* Exercise task
All lines in the data bearing the string "understanding" should be identified and copied.

* Material supplied
----------

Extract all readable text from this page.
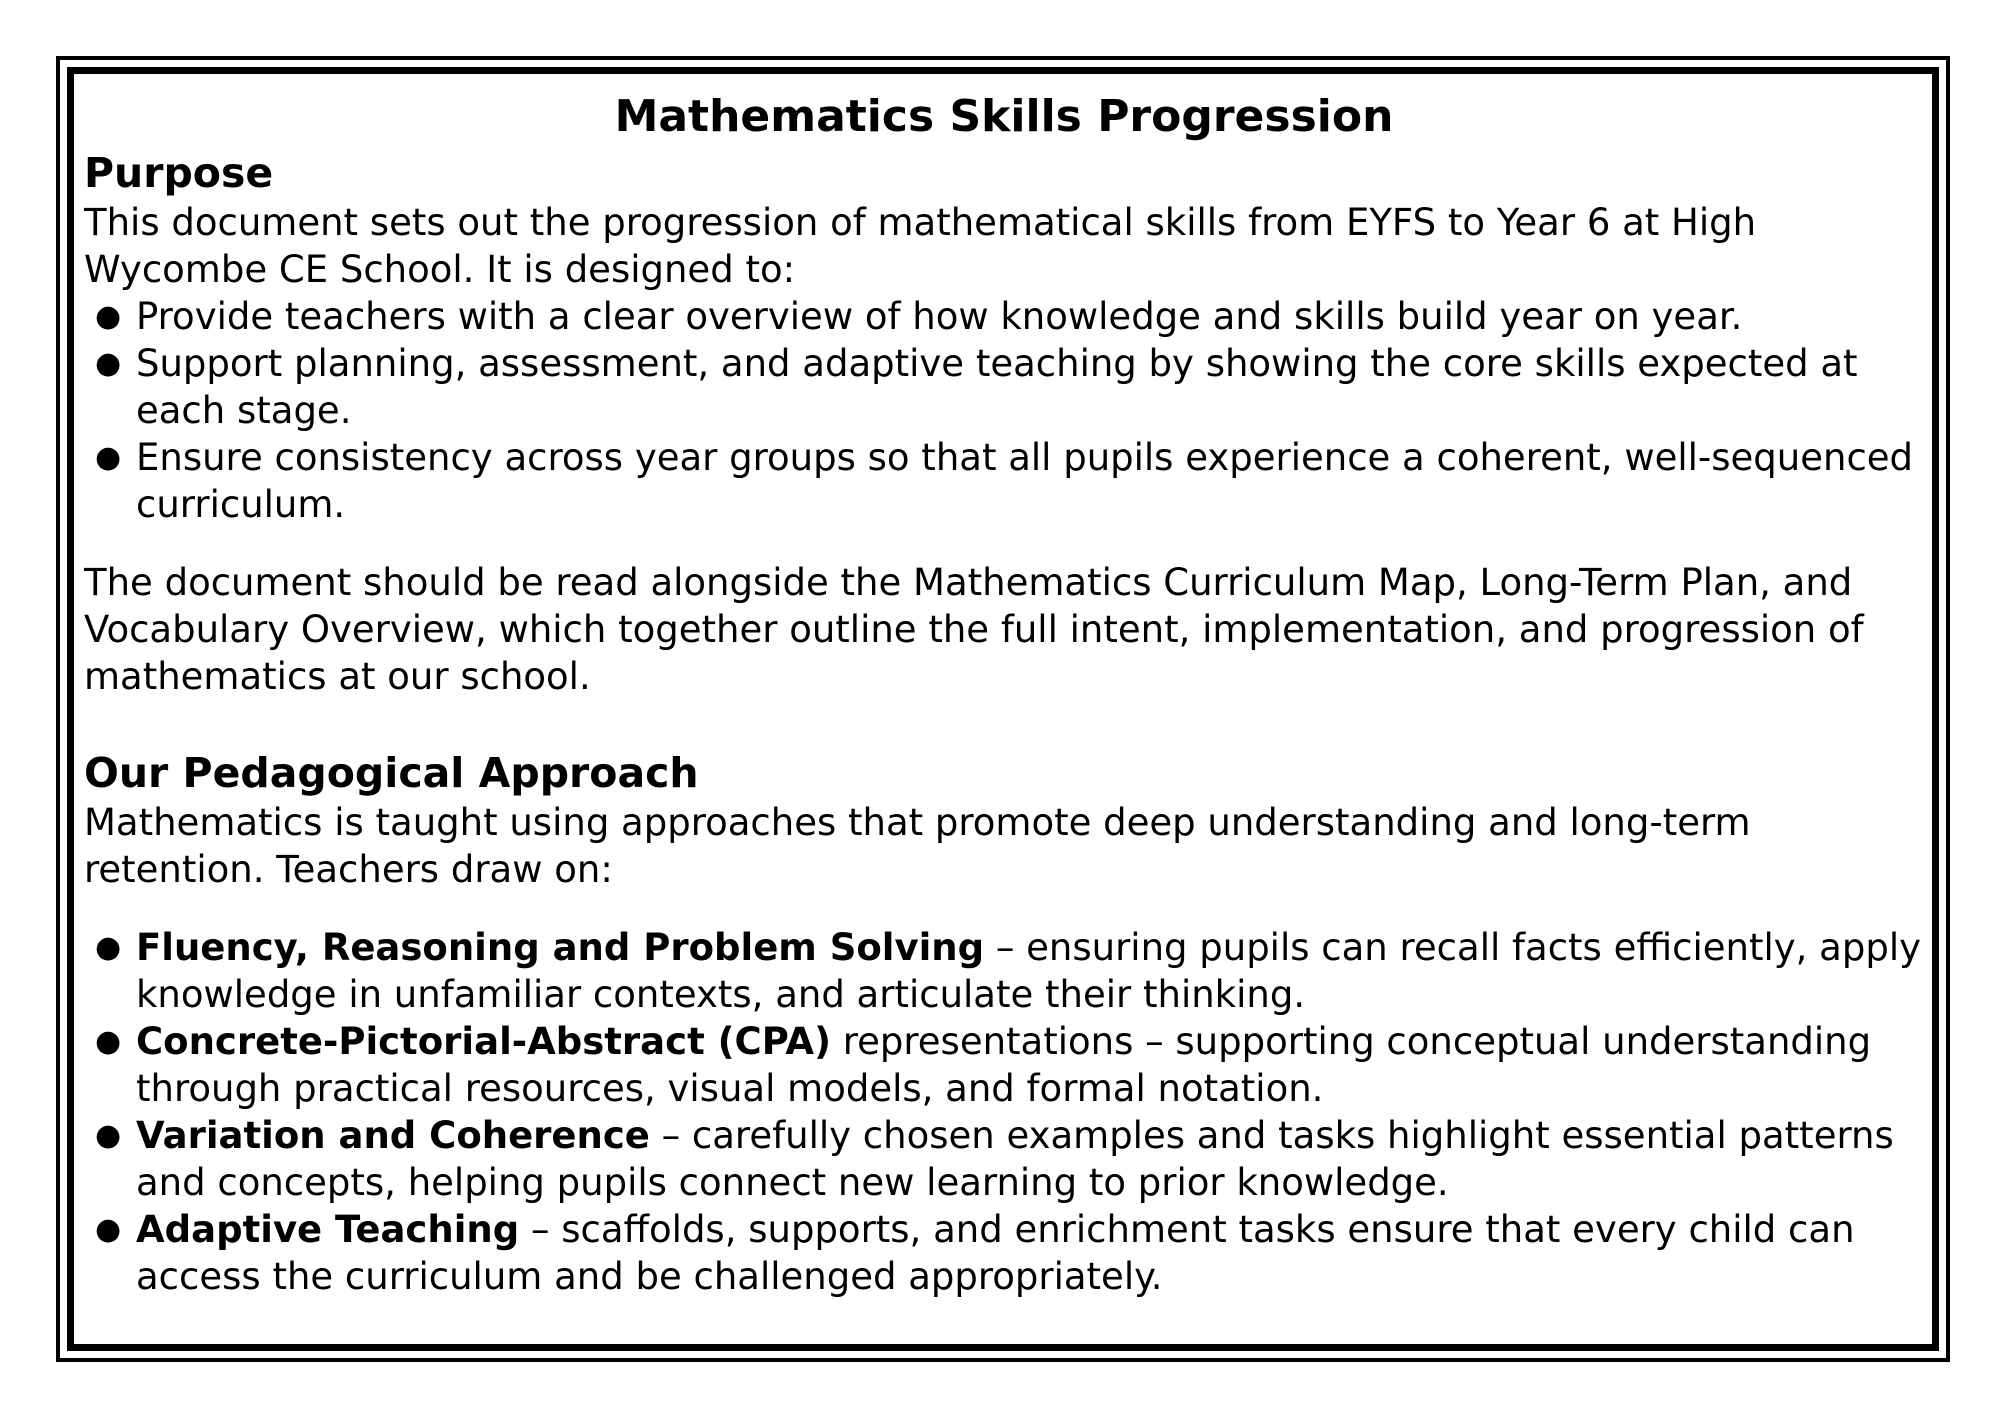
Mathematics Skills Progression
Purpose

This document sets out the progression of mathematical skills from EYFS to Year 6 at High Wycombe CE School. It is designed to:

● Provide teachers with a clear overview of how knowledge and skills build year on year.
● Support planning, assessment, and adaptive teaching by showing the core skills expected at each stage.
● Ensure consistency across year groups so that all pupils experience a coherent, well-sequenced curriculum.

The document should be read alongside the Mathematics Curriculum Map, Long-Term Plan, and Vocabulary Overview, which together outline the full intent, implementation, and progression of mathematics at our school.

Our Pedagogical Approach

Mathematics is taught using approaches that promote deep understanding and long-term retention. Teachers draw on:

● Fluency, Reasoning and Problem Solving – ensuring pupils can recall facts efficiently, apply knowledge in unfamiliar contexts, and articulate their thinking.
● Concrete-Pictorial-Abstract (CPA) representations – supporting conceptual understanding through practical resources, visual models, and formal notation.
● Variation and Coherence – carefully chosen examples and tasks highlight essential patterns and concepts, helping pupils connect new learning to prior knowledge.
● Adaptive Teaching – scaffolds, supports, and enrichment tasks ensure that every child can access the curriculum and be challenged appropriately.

----------

* Exercise output
Mathematics is taught using approaches that promote deep understanding and long-term retention. Teachers draw on:
● Concrete-Pictorial-Abstract (CPA) representations – supporting conceptual understanding through practical resources, visual models, and formal notation.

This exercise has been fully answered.